# Looking for American Lines in Washington State



## mikejody (Jul 8, 2013)

Greetings,

Do you know anyone who breeds American lines? We’re looking for a female 6 months to 1 year old for our family. We live in Sequim, Wa. but can travel around the NW.

Not interested in arguments for/against.

Thank you.


----------



## Laura66 (May 1, 2016)

Hello, I am new to the forum and just posted my introduction. I live in Florida and I am purchasing a puppy from a breeder in Washington State. Sharobi German Shepherds is in Eastern Washington and they do show there dogs, health test, and are titled. I have purchased a puppy from them in the past and he was one of the best dogs I ever had. Shari is very nice and easy to work with. It is an option to check out, not sure of older pups her pups sell very quick. However she may be able to help you out. I hope you find what your looking for.


----------



## mikejody (Jul 8, 2013)

Thank you very much, Laura, I will check it out. And welcome to the forum as well. 



Laura66 said:


> Hello, I am new to the forum and just posted my introduction. I live in Florida and I am purchasing a puppy from a breeder in Washington State. Sharobi German Shepherds is in Eastern Washington and they do show there dogs, health test, and are titled. I have purchased a puppy from them in the past and he was one of the best dogs I ever had. Shari is very nice and easy to work with. It is an option to check out, not sure of older pups her pups sell very quick. However she may be able to help you out. I hope you find what your looking for.


----------



## gsdheeler (Apr 12, 2010)

If I lived in the NW I would check out Debruts GSD in OR, I met Lori Nickeson at the National a few years back and I really liked her dogs, the dogs she has bred have done well in performance rings. and the conformation ring.


----------



## mikejody (Jul 8, 2013)

gsdheeler said:


> If I lived in the NW I would check out Debruts GSD in OR, I met Lori Nickeson at the National a few years back and I really liked her dogs, the dogs she has bred have done well in performance rings. and the conformation ring.


She doesn't appear to have a website, but thanks much for contributing.


----------

Problem requirements:
In the forum thread above, where is Sharobi German Shepherds located?

Dataset:
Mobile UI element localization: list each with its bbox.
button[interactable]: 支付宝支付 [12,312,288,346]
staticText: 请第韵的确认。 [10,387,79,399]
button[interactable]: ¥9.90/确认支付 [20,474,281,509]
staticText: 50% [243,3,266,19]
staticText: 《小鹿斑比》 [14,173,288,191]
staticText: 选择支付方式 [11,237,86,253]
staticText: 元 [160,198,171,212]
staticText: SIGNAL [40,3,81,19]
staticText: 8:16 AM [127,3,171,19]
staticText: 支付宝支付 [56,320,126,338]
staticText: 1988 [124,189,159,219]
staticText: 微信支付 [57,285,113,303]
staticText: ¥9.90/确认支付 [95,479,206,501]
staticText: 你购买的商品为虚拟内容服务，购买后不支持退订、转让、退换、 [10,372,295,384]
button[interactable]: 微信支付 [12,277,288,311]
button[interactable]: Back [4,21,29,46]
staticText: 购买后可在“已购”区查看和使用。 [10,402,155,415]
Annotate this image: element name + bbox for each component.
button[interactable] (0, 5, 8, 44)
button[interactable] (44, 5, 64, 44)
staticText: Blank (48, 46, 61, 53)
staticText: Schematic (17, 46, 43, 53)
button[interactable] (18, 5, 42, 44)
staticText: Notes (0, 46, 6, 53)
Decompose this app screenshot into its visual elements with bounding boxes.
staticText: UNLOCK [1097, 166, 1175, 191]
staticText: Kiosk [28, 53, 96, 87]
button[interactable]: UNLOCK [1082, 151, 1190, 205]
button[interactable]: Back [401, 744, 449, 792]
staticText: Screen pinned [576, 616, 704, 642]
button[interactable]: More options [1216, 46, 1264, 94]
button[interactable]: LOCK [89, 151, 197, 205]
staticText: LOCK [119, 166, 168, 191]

Answer for this exercise:
Eastern Washington.